Instruction: All of the data below should be written out exactly.

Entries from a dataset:
------------------------------------------------------------------------

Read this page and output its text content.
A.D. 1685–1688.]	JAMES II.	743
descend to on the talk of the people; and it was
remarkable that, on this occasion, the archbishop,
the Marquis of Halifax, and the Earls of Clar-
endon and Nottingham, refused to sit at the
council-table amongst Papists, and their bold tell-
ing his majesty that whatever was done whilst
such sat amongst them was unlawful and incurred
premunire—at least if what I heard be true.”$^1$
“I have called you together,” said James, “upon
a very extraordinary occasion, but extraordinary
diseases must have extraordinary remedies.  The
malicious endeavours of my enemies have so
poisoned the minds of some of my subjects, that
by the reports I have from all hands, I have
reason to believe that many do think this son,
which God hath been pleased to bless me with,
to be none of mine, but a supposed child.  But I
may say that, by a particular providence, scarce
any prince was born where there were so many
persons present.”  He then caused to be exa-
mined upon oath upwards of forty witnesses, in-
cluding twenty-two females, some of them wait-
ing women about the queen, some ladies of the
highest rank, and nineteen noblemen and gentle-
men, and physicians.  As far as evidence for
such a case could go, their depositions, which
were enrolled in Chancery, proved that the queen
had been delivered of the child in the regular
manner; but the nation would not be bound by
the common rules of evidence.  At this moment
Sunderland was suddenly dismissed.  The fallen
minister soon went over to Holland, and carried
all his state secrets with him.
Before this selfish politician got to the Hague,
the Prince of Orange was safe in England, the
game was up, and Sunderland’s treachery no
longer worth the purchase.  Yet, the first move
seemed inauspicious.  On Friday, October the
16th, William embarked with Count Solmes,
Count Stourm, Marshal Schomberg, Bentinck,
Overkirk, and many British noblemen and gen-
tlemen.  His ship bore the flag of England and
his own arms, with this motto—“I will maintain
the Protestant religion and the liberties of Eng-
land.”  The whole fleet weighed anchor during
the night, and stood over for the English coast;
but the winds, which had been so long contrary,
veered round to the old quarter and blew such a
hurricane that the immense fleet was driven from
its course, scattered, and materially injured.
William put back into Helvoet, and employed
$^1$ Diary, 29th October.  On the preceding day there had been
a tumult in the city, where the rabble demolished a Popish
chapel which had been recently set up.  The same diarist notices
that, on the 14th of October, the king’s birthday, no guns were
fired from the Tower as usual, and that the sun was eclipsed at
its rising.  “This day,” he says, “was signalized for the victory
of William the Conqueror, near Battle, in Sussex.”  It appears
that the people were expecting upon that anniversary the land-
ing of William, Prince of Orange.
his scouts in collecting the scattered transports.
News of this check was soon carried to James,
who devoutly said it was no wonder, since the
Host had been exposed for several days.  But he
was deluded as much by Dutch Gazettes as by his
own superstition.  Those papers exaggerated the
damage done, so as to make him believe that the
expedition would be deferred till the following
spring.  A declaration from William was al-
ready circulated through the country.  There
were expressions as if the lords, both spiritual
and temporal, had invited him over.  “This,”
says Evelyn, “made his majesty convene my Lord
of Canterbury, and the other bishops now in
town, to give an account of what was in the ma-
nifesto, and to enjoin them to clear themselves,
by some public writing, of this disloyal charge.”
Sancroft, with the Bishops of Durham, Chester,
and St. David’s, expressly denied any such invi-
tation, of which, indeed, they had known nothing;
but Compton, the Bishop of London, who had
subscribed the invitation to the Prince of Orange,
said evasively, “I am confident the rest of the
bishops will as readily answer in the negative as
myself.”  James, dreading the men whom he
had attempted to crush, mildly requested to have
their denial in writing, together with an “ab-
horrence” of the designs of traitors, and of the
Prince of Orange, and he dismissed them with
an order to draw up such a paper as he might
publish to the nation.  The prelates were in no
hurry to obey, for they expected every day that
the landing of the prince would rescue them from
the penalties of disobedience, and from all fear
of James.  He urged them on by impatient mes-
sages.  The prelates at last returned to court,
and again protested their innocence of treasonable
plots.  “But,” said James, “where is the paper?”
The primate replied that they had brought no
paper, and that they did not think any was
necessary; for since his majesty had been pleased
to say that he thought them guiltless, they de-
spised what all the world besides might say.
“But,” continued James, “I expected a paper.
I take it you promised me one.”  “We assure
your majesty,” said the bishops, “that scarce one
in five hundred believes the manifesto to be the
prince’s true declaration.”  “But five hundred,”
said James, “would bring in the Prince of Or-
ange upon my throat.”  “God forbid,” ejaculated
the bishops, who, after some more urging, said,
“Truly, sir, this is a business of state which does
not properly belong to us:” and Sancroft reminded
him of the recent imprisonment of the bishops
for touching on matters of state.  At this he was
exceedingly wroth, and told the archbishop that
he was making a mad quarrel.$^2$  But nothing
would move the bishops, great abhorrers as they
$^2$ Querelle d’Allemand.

------------------------------------------------------------------------

Correct response:
Read this page and output its text content.
A.D. 1685–1688.]	JAMES II.	743
descend to on the talk of the people; and it was
remarkable that, on this occasion, the archbishop,
the Marquis of Halifax, and the Earls of Clar-
endon and Nottingham, refused to sit at the
council-table amongst Papists, and their bold tell-
ing his majesty that whatever was done whilst
such sat amongst them was unlawful and incurred
premunire—at least if what I heard be true.”$^1$
“I have called you together,” said James, “upon
a very extraordinary occasion, but extraordinary
diseases must have extraordinary remedies.  The
malicious endeavours of my enemies have so
poisoned the minds of some of my subjects, that
by the reports I have from all hands, I have
reason to believe that many do think this son,
which God hath been pleased to bless me with,
to be none of mine, but a supposed child.  But I
may say that, by a particular providence, scarce
any prince was born where there were so many
persons present.”  He then caused to be exa-
mined upon oath upwards of forty witnesses, in-
cluding twenty-two females, some of them wait-
ing women about the queen, some ladies of the
highest rank, and nineteen noblemen and gentle-
men, and physicians.  As far as evidence for
such a case could go, their depositions, which
were enrolled in Chancery, proved that the queen
had been delivered of the child in the regular
manner; but the nation would not be bound by
the common rules of evidence.  At this moment
Sunderland was suddenly dismissed.  The fallen
minister soon went over to Holland, and carried
all his state secrets with him.
Before this selfish politician got to the Hague,
the Prince of Orange was safe in England, the
game was up, and Sunderland’s treachery no
longer worth the purchase.  Yet, the first move
seemed inauspicious.  On Friday, October the
16th, William embarked with Count Solmes,
Count Stourm, Marshal Schomberg, Bentinck,
Overkirk, and many British noblemen and gen-
tlemen.  His ship bore the flag of England and
his own arms, with this motto—“I will maintain
the Protestant religion and the liberties of Eng-
land.”  The whole fleet weighed anchor during
the night, and stood over for the English coast;
but the winds, which had been so long contrary,
veered round to the old quarter and blew such a
hurricane that the immense fleet was driven from
its course, scattered, and materially injured.
William put back into Helvoet, and employed
$^1$ Diary, 29th October.  On the preceding day there had been
a tumult in the city, where the rabble demolished a Popish
chapel which had been recently set up.  The same diarist notices
that, on the 14th of October, the king’s birthday, no guns were
fired from the Tower as usual, and that the sun was eclipsed at
its rising.  “This day,” he says, “was signalized for the victory
of William the Conqueror, near Battle, in Sussex.”  It appears
that the people were expecting upon that anniversary the land-
ing of William, Prince of Orange.
his scouts in collecting the scattered transports.
News of this check was soon carried to James,
who devoutly said it was no wonder, since the
Host had been exposed for several days.  But he
was deluded as much by Dutch Gazettes as by his
own superstition.  Those papers exaggerated the
damage done, so as to make him believe that the
expedition would be deferred till the following
spring.  A declaration from William was al-
ready circulated through the country.  There
were expressions as if the lords, both spiritual
and temporal, had invited him over.  “This,”
says Evelyn, “made his majesty convene my Lord
of Canterbury, and the other bishops now in
town, to give an account of what was in the ma-
nifesto, and to enjoin them to clear themselves,
by some public writing, of this disloyal charge.”
Sancroft, with the Bishops of Durham, Chester,
and St. David’s, expressly denied any such invi-
tation, of which, indeed, they had known nothing;
but Compton, the Bishop of London, who had
subscribed the invitation to the Prince of Orange,
said evasively, “I am confident the rest of the
bishops will as readily answer in the negative as
myself.”  James, dreading the men whom he
had attempted to crush, mildly requested to have
their denial in writing, together with an “ab-
horrence” of the designs of traitors, and of the
Prince of Orange, and he dismissed them with
an order to draw up such a paper as he might
publish to the nation.  The prelates were in no
hurry to obey, for they expected every day that
the landing of the prince would rescue them from
the penalties of disobedience, and from all fear
of James.  He urged them on by impatient mes-
sages.  The prelates at last returned to court,
and again protested their innocence of treasonable
plots.  “But,” said James, “where is the paper?”
The primate replied that they had brought no
paper, and that they did not think any was
necessary; for since his majesty had been pleased
to say that he thought them guiltless, they de-
spised what all the world besides might say.
“But,” continued James, “I expected a paper.
I take it you promised me one.”  “We assure
your majesty,” said the bishops, “that scarce one
in five hundred believes the manifesto to be the
prince’s true declaration.”  “But five hundred,”
said James, “would bring in the Prince of Or-
ange upon my throat.”  “God forbid,” ejaculated
the bishops, who, after some more urging, said,
“Truly, sir, this is a business of state which does
not properly belong to us:” and Sancroft reminded
him of the recent imprisonment of the bishops
for touching on matters of state.  At this he was
exceedingly wroth, and told the archbishop that
he was making a mad quarrel.$^2$  But nothing
would move the bishops, great abhorrers as they
$^2$ Querelle d’Allemand.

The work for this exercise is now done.